**抜粋**.
今後のオンライン授業を見据えるなら、少し高くても腰に負担がかからない程度のイスは用意した方がいいです。
僕の同僚は、在宅勤務に切り替わってすぐ、座椅子での仕事が続いて腰を痛めてしまいました。
オフィスチェアー程度でいいので、購入を検討してみてください。
オンライン授業の仕組み(ご家庭でインターネットを契約している場合)
ここからは、オンライン授業をするための機器などについての説明です。
そもそもオンライン授業は、どのようにインターネットを利用しているのでしょうか。
オンライン授業を行う場合のインターネット・ネットワークについて、簡単な図を描いてみました。
オレンジ色の枠内がご家庭の内側だと見てください。
矢印の意味は、
- 青の矢印:物理的に線がつながっている
- 緑の点線矢印:Wi-Fi(無線)でデータをやりとりしている
- 赤の点線矢印:携帯会社の通信網(無線)でデータをやりとりしている
として使っています。

**演習問題**.
**A.** 上の抜粋のうち、「オフィスチェアー程度でいいので、購入を検討してみてください。」を含む語句で始まり「ークについて、簡単な図を描いてみました。」で終わる部分を、そのまま書き写してください。
**B.** 抜粋によると、筆者の同僚は在宅勤務に切り替わってすぐ、何が続いたために腰を痛めましたか。
**C.** オンライン授業の仕組みを説明する上の抜粋について、最後の文の後から続きを書き進めてください。

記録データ

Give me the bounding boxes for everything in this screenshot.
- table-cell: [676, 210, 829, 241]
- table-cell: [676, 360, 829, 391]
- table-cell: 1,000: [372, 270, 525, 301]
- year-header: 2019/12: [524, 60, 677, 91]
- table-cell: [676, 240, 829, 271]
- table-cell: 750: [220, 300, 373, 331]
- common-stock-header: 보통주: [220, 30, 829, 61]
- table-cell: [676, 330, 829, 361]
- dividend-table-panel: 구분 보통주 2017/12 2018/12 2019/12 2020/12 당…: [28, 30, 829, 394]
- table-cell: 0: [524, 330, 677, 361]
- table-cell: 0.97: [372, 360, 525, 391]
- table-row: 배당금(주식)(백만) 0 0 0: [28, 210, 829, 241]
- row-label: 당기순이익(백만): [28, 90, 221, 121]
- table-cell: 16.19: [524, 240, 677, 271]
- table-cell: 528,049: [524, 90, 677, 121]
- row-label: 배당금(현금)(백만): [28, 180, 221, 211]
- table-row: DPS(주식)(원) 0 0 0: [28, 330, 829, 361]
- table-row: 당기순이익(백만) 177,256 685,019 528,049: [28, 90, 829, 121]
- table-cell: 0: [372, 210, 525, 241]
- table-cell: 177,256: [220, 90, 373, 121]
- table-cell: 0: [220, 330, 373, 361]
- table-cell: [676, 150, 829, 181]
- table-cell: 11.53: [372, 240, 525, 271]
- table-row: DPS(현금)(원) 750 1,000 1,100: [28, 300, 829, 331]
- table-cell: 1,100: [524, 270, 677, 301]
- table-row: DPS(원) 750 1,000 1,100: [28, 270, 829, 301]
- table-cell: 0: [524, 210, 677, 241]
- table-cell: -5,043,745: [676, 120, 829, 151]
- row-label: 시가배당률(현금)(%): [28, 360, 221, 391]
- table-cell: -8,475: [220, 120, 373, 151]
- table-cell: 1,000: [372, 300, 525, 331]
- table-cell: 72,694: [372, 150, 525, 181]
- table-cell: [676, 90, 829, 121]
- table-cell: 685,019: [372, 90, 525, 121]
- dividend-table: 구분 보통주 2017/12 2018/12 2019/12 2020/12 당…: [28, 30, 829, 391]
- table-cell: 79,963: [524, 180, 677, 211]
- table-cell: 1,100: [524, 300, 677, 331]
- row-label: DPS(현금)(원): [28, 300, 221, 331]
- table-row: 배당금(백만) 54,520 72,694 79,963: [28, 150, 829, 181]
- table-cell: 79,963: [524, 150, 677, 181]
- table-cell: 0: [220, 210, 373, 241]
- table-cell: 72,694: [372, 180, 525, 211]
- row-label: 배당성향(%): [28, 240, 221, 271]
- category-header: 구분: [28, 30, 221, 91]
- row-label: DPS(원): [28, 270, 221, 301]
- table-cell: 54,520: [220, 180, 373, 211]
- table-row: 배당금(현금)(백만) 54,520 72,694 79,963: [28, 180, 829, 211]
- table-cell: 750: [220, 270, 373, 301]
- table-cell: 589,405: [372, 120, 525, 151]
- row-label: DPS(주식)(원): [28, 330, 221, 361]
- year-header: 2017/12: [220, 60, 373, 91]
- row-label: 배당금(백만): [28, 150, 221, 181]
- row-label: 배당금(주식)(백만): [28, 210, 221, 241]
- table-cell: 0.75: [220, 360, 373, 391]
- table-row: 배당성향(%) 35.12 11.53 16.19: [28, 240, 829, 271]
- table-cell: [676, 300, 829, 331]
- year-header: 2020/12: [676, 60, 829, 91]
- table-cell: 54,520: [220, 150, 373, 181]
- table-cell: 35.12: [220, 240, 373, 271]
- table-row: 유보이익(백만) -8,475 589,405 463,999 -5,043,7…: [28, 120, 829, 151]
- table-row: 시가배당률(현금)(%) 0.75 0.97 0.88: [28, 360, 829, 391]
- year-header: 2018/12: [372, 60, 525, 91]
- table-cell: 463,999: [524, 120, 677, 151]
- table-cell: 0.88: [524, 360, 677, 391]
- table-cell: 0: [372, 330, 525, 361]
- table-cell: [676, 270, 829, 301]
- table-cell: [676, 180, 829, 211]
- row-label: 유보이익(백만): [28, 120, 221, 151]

**各問の解答**.
**A.**
オフィスチェアー程度でいいので、購入を検討してみてください。
オンライン授業の仕組み(ご家庭でインターネットを契約している場合)
ここからは、オンライン授業をするための機器などについての説明です。
そもそもオンライン授業は、どのようにインターネットを利用しているのでしょうか。
オンライン授業を行う場合のインターネット・ネットワークについて、簡単な図を描いてみました。

**B.** 座椅子での仕事が続いたためです。

**C.**
携帯キャリアとは、ソフトバンク・au・ドコモ・楽天(楽天モバイル)のデータ通信網のことです。
まず、先生がインターネットに授業を配信します。
インターネットに授業を配信すると、有線ネットワーク・携帯キャリアの無線ネットワークのどちらにもデータが配信されます。
※簡単にするために、有線ネットワーク・携帯キャリア無線ネットワークを合わせて「インターネット」と考えていただければだいじょうぶです。
一般的に「インターネット回線がご家庭に引かれている」状態の場合、青色の①→②、緑色の③の矢印の流れでインターネットを利用しているのがほとんどでしょう。
家の外から線を引っぱってきて(①)、モデムまたはONUを通したあとルーターと呼ばれる機器でWi-Fiに変換し(②)、スマホやタブレットで受信してネットを見る流れです。
この流れの特徴は、家まで有線(物理的な線)でデータがきていることです。
インターネットの契約にもよりますが、光回線・電話回線・ケーブルテレビ回線などが①です。
普通はインターネットを契約すると、ONUもしくはモデムがセットでついてきます。
(ONUとモデムの違いは、ここではあまり気にすることはありません)
ルーターはご家庭で用意するか、プロバイダー(インターネット回線を契約した会社)がレンタルしてくれるケースもあります。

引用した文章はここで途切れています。